Isolate every line in the records below with "initial" in it.

Saved data entries:
==============================
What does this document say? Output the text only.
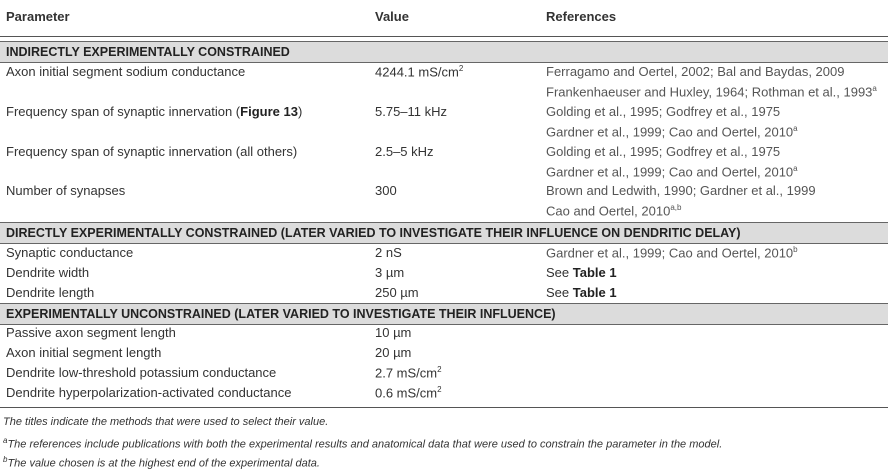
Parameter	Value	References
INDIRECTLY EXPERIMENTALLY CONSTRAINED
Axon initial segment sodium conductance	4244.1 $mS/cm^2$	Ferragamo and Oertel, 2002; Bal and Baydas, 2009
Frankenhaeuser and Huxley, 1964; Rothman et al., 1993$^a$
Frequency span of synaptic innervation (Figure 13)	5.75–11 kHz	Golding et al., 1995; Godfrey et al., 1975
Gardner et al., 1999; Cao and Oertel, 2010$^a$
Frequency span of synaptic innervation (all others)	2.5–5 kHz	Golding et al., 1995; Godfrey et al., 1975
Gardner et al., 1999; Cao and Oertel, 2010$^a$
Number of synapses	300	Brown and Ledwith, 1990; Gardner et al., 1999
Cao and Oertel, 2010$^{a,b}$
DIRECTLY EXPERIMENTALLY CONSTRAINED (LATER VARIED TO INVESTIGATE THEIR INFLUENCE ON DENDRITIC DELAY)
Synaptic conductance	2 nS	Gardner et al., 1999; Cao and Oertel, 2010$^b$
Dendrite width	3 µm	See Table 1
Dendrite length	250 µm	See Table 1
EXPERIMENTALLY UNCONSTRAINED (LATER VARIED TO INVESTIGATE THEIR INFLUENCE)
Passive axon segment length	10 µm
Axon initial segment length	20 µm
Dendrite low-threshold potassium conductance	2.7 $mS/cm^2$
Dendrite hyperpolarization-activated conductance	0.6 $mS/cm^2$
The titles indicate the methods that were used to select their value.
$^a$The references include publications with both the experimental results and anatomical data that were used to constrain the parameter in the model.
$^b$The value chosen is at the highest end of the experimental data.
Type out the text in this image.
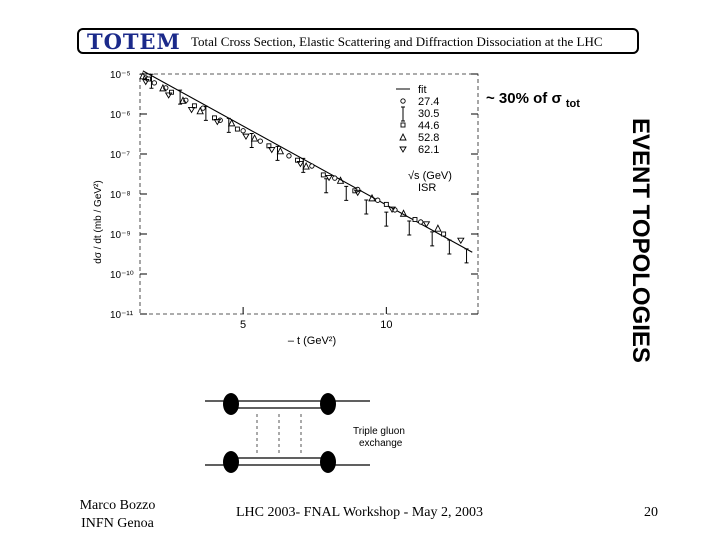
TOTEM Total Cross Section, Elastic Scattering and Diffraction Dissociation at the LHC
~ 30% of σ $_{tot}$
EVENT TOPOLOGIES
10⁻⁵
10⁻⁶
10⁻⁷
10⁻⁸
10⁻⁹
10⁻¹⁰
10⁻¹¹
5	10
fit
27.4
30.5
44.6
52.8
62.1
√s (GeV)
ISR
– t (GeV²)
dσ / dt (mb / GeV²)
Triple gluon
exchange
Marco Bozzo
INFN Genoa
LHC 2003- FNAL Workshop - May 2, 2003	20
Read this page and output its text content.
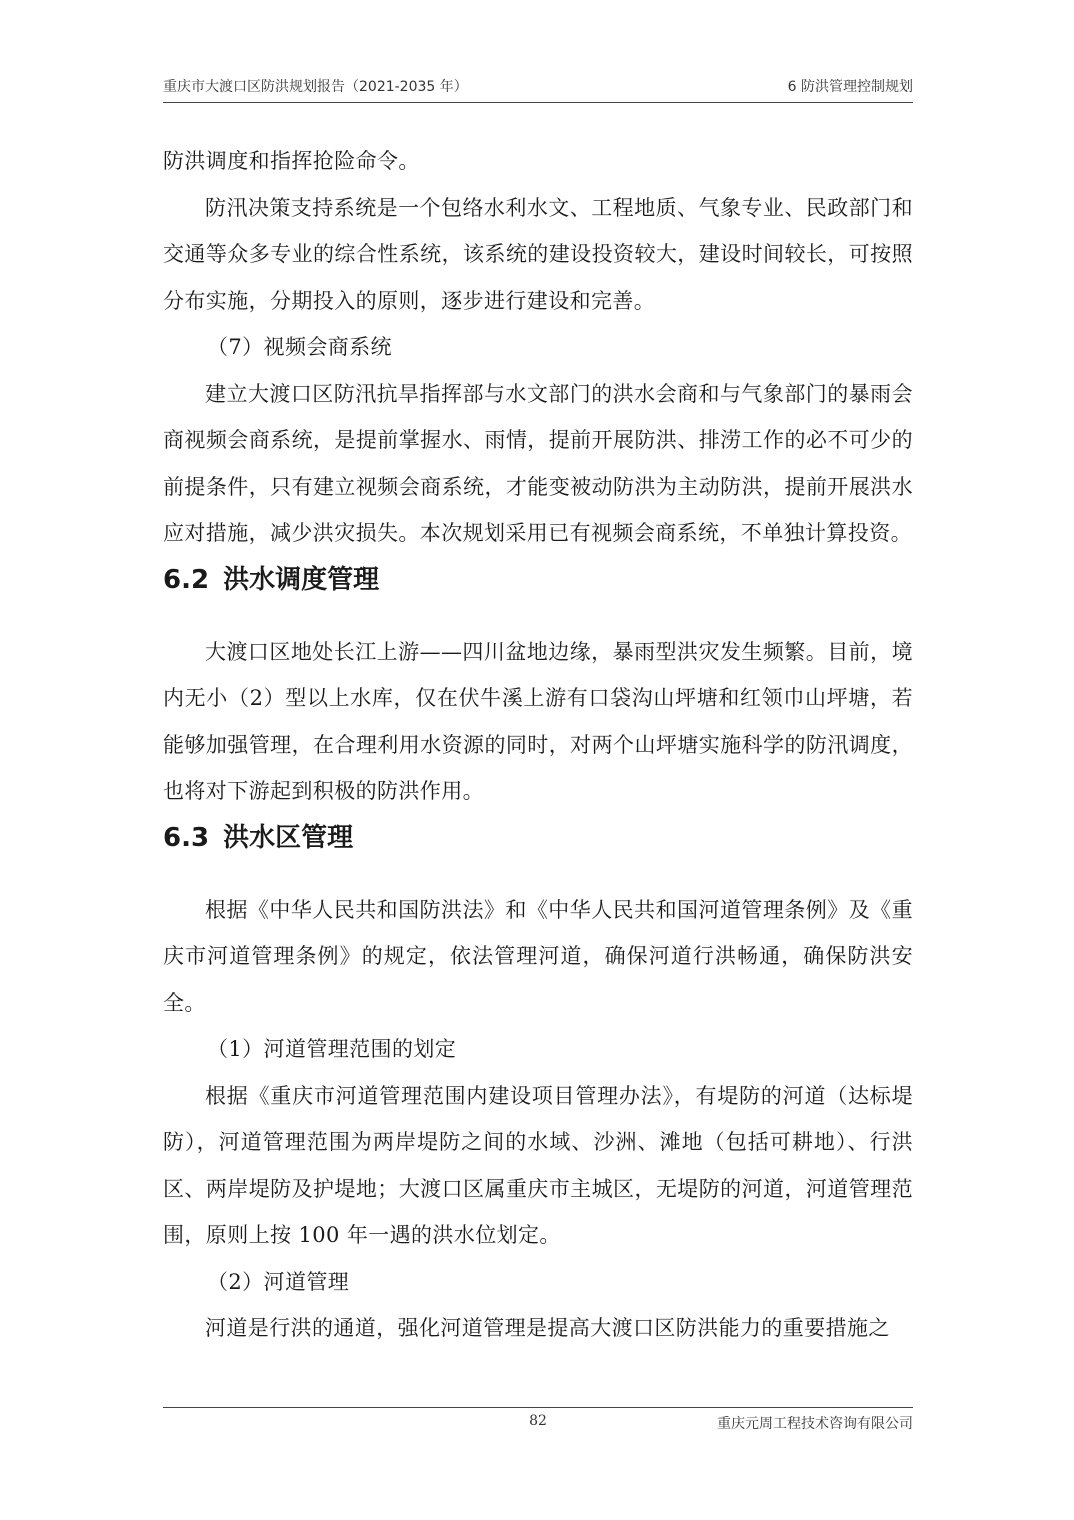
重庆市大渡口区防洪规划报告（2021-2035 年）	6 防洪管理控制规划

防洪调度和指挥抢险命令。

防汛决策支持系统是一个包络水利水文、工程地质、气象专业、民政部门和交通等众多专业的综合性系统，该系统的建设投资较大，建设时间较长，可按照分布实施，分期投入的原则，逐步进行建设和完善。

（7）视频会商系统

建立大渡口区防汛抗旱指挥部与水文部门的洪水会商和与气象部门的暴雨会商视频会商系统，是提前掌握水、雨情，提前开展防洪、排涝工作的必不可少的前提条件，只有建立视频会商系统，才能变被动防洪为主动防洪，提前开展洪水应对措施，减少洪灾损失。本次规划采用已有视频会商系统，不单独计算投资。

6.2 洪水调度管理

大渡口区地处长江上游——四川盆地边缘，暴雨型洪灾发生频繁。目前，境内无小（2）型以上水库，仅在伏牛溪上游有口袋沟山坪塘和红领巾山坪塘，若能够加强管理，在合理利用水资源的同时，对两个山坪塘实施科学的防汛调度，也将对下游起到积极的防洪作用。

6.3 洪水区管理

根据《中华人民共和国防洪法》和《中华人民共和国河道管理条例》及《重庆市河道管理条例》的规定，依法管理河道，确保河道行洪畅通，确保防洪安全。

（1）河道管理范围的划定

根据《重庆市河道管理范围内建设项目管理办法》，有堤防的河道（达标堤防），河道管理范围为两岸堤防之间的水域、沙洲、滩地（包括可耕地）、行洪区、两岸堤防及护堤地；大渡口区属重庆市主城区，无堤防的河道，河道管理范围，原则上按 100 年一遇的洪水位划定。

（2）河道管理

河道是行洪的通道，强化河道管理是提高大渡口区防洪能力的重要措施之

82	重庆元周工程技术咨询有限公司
==============================
* [Answer for this exercise]:
Axon initial segment sodium conductance	4244.1 $mS/cm^2$	Ferragamo and Oertel, 2002; Bal and Baydas, 2009
Axon initial segment length	20 µm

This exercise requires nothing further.